[Data for processing]
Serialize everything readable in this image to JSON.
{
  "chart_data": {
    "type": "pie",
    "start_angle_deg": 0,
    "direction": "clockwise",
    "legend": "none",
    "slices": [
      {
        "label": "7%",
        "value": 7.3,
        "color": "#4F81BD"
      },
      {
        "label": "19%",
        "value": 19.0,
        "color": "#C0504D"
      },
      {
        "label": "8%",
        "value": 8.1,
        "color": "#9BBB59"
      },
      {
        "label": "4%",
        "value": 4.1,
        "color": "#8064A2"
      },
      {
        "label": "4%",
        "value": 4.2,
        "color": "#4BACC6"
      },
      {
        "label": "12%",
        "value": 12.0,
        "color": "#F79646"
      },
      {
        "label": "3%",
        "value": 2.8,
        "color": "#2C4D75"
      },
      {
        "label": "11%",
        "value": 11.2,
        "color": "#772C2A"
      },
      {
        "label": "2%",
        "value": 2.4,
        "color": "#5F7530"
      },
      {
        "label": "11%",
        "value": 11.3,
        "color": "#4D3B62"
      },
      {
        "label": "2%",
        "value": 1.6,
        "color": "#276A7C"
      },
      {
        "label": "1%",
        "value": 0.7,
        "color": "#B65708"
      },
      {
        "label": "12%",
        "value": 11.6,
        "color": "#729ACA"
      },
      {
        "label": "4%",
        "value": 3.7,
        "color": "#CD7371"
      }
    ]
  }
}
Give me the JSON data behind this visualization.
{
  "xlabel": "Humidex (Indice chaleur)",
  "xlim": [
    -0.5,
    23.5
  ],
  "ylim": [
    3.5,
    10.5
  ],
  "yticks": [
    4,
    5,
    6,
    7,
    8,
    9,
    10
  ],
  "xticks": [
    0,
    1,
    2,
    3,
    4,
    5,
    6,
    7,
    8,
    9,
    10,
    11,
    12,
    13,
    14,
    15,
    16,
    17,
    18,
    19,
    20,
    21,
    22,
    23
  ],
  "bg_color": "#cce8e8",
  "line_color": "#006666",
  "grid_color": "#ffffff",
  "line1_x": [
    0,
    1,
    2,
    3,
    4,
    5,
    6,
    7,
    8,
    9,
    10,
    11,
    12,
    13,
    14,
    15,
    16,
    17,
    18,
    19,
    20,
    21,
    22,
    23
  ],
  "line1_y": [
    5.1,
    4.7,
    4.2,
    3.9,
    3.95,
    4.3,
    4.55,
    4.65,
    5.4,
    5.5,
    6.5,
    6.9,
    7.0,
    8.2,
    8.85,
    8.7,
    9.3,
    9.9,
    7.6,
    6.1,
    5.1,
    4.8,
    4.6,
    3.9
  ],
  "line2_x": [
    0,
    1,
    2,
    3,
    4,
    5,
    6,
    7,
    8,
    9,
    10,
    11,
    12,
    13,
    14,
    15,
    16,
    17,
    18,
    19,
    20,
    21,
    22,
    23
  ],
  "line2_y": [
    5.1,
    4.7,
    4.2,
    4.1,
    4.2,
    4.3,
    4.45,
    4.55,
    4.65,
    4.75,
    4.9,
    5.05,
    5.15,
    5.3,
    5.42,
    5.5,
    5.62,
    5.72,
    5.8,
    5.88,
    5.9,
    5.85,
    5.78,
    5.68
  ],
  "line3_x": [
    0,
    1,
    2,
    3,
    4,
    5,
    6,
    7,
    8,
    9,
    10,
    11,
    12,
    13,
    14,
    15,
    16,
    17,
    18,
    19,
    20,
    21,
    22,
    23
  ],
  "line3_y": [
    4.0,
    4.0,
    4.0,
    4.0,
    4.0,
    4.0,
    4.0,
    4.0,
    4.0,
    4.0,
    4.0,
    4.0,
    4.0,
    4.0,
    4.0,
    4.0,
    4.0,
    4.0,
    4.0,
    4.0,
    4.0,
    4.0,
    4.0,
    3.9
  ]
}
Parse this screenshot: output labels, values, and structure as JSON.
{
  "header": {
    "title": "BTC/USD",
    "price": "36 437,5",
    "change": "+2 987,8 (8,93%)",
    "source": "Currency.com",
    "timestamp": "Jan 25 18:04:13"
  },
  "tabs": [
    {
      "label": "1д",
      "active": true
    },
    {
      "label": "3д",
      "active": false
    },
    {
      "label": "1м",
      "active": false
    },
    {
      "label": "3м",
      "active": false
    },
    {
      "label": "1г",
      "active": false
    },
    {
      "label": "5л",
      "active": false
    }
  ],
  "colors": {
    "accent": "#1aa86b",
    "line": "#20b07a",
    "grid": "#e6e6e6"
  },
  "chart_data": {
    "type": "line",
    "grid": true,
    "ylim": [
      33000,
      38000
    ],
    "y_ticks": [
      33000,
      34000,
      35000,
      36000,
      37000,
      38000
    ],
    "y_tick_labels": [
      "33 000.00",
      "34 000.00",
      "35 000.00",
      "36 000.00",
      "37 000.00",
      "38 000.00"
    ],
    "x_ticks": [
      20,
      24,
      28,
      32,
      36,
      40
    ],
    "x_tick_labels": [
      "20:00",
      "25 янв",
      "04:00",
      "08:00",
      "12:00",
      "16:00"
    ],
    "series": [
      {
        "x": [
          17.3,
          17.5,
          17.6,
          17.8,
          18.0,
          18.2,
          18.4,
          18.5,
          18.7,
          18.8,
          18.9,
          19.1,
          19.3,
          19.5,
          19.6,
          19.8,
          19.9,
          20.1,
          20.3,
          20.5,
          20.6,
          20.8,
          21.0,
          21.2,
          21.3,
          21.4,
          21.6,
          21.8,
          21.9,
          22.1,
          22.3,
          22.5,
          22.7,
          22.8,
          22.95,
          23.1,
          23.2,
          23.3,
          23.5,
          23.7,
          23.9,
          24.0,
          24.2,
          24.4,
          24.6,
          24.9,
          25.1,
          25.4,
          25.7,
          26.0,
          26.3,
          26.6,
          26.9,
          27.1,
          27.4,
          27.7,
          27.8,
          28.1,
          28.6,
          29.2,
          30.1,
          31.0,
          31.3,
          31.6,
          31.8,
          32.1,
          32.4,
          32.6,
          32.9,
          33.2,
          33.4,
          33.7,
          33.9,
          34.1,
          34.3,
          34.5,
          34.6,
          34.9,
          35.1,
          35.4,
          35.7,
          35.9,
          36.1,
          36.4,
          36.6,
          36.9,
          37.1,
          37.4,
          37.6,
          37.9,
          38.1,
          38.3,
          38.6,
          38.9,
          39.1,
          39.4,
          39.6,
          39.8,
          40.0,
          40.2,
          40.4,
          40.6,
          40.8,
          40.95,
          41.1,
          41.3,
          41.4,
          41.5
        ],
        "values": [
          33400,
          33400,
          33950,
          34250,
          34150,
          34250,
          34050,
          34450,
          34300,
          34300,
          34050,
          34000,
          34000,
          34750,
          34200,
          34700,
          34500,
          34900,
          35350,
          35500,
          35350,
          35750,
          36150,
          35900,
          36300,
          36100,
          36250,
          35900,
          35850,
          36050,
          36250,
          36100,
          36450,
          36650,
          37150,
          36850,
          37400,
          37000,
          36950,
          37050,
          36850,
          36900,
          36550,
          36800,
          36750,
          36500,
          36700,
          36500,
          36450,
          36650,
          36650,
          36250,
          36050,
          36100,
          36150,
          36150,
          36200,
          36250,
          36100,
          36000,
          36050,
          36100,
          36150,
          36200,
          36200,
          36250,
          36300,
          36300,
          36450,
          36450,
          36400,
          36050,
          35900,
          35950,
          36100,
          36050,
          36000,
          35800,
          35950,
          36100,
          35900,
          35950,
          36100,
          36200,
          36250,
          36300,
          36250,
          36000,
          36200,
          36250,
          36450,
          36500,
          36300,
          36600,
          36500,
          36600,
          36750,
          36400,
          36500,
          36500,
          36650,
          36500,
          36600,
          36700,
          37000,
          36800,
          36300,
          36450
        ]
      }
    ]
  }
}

[What is required]
Extract all the material, leaving every line as it is.

[Result of this exercise]
Serialize everything readable in this image to JSON.
{
  "chart_data": {
    "type": "pie",
    "start_angle_deg": 0,
    "direction": "clockwise",
    "legend": "none",
    "slices": [
      {
        "label": "7%",
        "value": 7.3,
        "color": "#4F81BD"
      },
      {
        "label": "19%",
        "value": 19.0,
        "color": "#C0504D"
      },
      {
        "label": "8%",
        "value": 8.1,
        "color": "#9BBB59"
      },
      {
        "label": "4%",
        "value": 4.1,
        "color": "#8064A2"
      },
      {
        "label": "4%",
        "value": 4.2,
        "color": "#4BACC6"
      },
      {
        "label": "12%",
        "value": 12.0,
        "color": "#F79646"
      },
      {
        "label": "3%",
        "value": 2.8,
        "color": "#2C4D75"
      },
      {
        "label": "11%",
        "value": 11.2,
        "color": "#772C2A"
      },
      {
        "label": "2%",
        "value": 2.4,
        "color": "#5F7530"
      },
      {
        "label": "11%",
        "value": 11.3,
        "color": "#4D3B62"
      },
      {
        "label": "2%",
        "value": 1.6,
        "color": "#276A7C"
      },
      {
        "label": "1%",
        "value": 0.7,
        "color": "#B65708"
      },
      {
        "label": "12%",
        "value": 11.6,
        "color": "#729ACA"
      },
      {
        "label": "4%",
        "value": 3.7,
        "color": "#CD7371"
      }
    ]
  }
}
Give me the JSON data behind this visualization.
{
  "xlabel": "Humidex (Indice chaleur)",
  "xlim": [
    -0.5,
    23.5
  ],
  "ylim": [
    3.5,
    10.5
  ],
  "yticks": [
    4,
    5,
    6,
    7,
    8,
    9,
    10
  ],
  "xticks": [
    0,
    1,
    2,
    3,
    4,
    5,
    6,
    7,
    8,
    9,
    10,
    11,
    12,
    13,
    14,
    15,
    16,
    17,
    18,
    19,
    20,
    21,
    22,
    23
  ],
  "bg_color": "#cce8e8",
  "line_color": "#006666",
  "grid_color": "#ffffff",
  "line1_x": [
    0,
    1,
    2,
    3,
    4,
    5,
    6,
    7,
    8,
    9,
    10,
    11,
    12,
    13,
    14,
    15,
    16,
    17,
    18,
    19,
    20,
    21,
    22,
    23
  ],
  "line1_y": [
    5.1,
    4.7,
    4.2,
    3.9,
    3.95,
    4.3,
    4.55,
    4.65,
    5.4,
    5.5,
    6.5,
    6.9,
    7.0,
    8.2,
    8.85,
    8.7,
    9.3,
    9.9,
    7.6,
    6.1,
    5.1,
    4.8,
    4.6,
    3.9
  ],
  "line2_x": [
    0,
    1,
    2,
    3,
    4,
    5,
    6,
    7,
    8,
    9,
    10,
    11,
    12,
    13,
    14,
    15,
    16,
    17,
    18,
    19,
    20,
    21,
    22,
    23
  ],
  "line2_y": [
    5.1,
    4.7,
    4.2,
    4.1,
    4.2,
    4.3,
    4.45,
    4.55,
    4.65,
    4.75,
    4.9,
    5.05,
    5.15,
    5.3,
    5.42,
    5.5,
    5.62,
    5.72,
    5.8,
    5.88,
    5.9,
    5.85,
    5.78,
    5.68
  ],
  "line3_x": [
    0,
    1,
    2,
    3,
    4,
    5,
    6,
    7,
    8,
    9,
    10,
    11,
    12,
    13,
    14,
    15,
    16,
    17,
    18,
    19,
    20,
    21,
    22,
    23
  ],
  "line3_y": [
    4.0,
    4.0,
    4.0,
    4.0,
    4.0,
    4.0,
    4.0,
    4.0,
    4.0,
    4.0,
    4.0,
    4.0,
    4.0,
    4.0,
    4.0,
    4.0,
    4.0,
    4.0,
    4.0,
    4.0,
    4.0,
    4.0,
    4.0,
    3.9
  ]
}
Parse this screenshot: output labels, values, and structure as JSON.
{
  "header": {
    "title": "BTC/USD",
    "price": "36 437,5",
    "change": "+2 987,8 (8,93%)",
    "source": "Currency.com",
    "timestamp": "Jan 25 18:04:13"
  },
  "tabs": [
    {
      "label": "1д",
      "active": true
    },
    {
      "label": "3д",
      "active": false
    },
    {
      "label": "1м",
      "active": false
    },
    {
      "label": "3м",
      "active": false
    },
    {
      "label": "1г",
      "active": false
    },
    {
      "label": "5л",
      "active": false
    }
  ],
  "colors": {
    "accent": "#1aa86b",
    "line": "#20b07a",
    "grid": "#e6e6e6"
  },
  "chart_data": {
    "type": "line",
    "grid": true,
    "ylim": [
      33000,
      38000
    ],
    "y_ticks": [
      33000,
      34000,
      35000,
      36000,
      37000,
      38000
    ],
    "y_tick_labels": [
      "33 000.00",
      "34 000.00",
      "35 000.00",
      "36 000.00",
      "37 000.00",
      "38 000.00"
    ],
    "x_ticks": [
      20,
      24,
      28,
      32,
      36,
      40
    ],
    "x_tick_labels": [
      "20:00",
      "25 янв",
      "04:00",
      "08:00",
      "12:00",
      "16:00"
    ],
    "series": [
      {
        "x": [
          17.3,
          17.5,
          17.6,
          17.8,
          18.0,
          18.2,
          18.4,
          18.5,
          18.7,
          18.8,
          18.9,
          19.1,
          19.3,
          19.5,
          19.6,
          19.8,
          19.9,
          20.1,
          20.3,
          20.5,
          20.6,
          20.8,
          21.0,
          21.2,
          21.3,
          21.4,
          21.6,
          21.8,
          21.9,
          22.1,
          22.3,
          22.5,
          22.7,
          22.8,
          22.95,
          23.1,
          23.2,
          23.3,
          23.5,
          23.7,
          23.9,
          24.0,
          24.2,
          24.4,
          24.6,
          24.9,
          25.1,
          25.4,
          25.7,
          26.0,
          26.3,
          26.6,
          26.9,
          27.1,
          27.4,
          27.7,
          27.8,
          28.1,
          28.6,
          29.2,
          30.1,
          31.0,
          31.3,
          31.6,
          31.8,
          32.1,
          32.4,
          32.6,
          32.9,
          33.2,
          33.4,
          33.7,
          33.9,
          34.1,
          34.3,
          34.5,
          34.6,
          34.9,
          35.1,
          35.4,
          35.7,
          35.9,
          36.1,
          36.4,
          36.6,
          36.9,
          37.1,
          37.4,
          37.6,
          37.9,
          38.1,
          38.3,
          38.6,
          38.9,
          39.1,
          39.4,
          39.6,
          39.8,
          40.0,
          40.2,
          40.4,
          40.6,
          40.8,
          40.95,
          41.1,
          41.3,
          41.4,
          41.5
        ],
        "values": [
          33400,
          33400,
          33950,
          34250,
          34150,
          34250,
          34050,
          34450,
          34300,
          34300,
          34050,
          34000,
          34000,
          34750,
          34200,
          34700,
          34500,
          34900,
          35350,
          35500,
          35350,
          35750,
          36150,
          35900,
          36300,
          36100,
          36250,
          35900,
          35850,
          36050,
          36250,
          36100,
          36450,
          36650,
          37150,
          36850,
          37400,
          37000,
          36950,
          37050,
          36850,
          36900,
          36550,
          36800,
          36750,
          36500,
          36700,
          36500,
          36450,
          36650,
          36650,
          36250,
          36050,
          36100,
          36150,
          36150,
          36200,
          36250,
          36100,
          36000,
          36050,
          36100,
          36150,
          36200,
          36200,
          36250,
          36300,
          36300,
          36450,
          36450,
          36400,
          36050,
          35900,
          35950,
          36100,
          36050,
          36000,
          35800,
          35950,
          36100,
          35900,
          35950,
          36100,
          36200,
          36250,
          36300,
          36250,
          36000,
          36200,
          36250,
          36450,
          36500,
          36300,
          36600,
          36500,
          36600,
          36750,
          36400,
          36500,
          36500,
          36650,
          36500,
          36600,
          36700,
          37000,
          36800,
          36300,
          36450
        ]
      }
    ]
  }
}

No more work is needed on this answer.